Dataset records:
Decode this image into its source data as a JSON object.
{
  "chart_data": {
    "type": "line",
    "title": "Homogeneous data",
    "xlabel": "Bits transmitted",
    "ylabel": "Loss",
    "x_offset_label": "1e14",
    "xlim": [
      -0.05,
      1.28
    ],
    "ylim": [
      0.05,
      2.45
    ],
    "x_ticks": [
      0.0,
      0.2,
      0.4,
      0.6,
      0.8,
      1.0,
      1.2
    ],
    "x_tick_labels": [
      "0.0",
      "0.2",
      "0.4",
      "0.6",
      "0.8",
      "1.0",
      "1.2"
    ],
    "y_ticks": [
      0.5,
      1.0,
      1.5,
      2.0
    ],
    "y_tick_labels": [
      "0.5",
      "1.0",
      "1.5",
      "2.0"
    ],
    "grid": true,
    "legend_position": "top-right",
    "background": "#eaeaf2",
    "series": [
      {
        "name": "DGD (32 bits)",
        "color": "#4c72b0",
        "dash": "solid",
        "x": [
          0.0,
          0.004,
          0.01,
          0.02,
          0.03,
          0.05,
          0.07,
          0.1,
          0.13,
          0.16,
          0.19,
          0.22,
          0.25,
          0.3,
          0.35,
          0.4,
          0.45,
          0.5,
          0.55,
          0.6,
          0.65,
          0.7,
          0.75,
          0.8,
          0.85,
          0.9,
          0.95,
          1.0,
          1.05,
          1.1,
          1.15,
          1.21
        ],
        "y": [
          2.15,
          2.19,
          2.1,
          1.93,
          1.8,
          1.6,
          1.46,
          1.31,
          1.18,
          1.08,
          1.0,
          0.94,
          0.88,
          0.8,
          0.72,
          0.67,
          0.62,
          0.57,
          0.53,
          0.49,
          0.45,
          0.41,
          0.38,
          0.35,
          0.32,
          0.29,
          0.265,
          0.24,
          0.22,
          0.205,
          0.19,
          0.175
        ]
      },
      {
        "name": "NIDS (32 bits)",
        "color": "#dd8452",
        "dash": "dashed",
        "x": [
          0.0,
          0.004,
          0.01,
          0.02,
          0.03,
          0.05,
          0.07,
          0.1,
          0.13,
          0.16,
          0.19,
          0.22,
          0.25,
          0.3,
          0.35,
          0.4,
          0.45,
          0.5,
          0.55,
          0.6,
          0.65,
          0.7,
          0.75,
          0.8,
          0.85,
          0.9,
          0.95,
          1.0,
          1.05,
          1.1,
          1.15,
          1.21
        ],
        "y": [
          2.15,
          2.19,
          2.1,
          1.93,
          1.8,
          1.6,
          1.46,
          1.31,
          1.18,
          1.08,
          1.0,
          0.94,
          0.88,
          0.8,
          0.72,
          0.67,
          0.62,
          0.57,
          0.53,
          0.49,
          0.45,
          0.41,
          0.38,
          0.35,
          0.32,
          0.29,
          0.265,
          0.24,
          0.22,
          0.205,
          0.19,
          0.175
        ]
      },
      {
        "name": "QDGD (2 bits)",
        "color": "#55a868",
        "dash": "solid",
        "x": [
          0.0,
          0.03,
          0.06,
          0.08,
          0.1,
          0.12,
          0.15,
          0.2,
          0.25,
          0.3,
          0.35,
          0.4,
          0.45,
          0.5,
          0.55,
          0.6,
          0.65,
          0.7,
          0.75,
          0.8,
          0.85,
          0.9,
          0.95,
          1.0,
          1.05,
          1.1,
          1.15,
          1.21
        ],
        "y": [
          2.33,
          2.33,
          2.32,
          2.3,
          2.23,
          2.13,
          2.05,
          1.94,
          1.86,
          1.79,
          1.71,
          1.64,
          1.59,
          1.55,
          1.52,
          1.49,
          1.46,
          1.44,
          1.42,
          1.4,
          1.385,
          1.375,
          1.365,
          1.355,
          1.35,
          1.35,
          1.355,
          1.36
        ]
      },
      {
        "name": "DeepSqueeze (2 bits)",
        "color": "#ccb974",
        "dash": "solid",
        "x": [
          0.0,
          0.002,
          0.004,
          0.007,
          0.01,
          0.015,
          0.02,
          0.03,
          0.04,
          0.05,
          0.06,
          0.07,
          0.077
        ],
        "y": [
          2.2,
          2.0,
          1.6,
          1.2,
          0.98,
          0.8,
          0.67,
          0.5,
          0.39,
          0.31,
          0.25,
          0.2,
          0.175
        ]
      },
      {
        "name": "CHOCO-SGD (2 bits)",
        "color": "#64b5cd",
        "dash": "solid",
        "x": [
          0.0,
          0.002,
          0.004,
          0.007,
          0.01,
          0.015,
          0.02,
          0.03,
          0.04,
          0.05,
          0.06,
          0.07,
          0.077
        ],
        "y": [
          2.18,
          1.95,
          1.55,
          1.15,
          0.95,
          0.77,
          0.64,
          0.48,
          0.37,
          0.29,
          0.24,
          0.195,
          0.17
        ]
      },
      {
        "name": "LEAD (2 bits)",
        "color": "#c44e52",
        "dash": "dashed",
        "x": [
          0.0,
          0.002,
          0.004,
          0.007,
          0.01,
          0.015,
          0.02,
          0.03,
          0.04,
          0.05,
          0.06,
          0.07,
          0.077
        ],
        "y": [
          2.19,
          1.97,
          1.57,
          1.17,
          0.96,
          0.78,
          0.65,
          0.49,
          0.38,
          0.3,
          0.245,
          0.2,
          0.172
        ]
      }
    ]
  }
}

**WHAT NEEDS TO BE DONE**
Count the lines in the records above that contain the word "color", and reply with only that number.

**SOLUTION BELOW**
6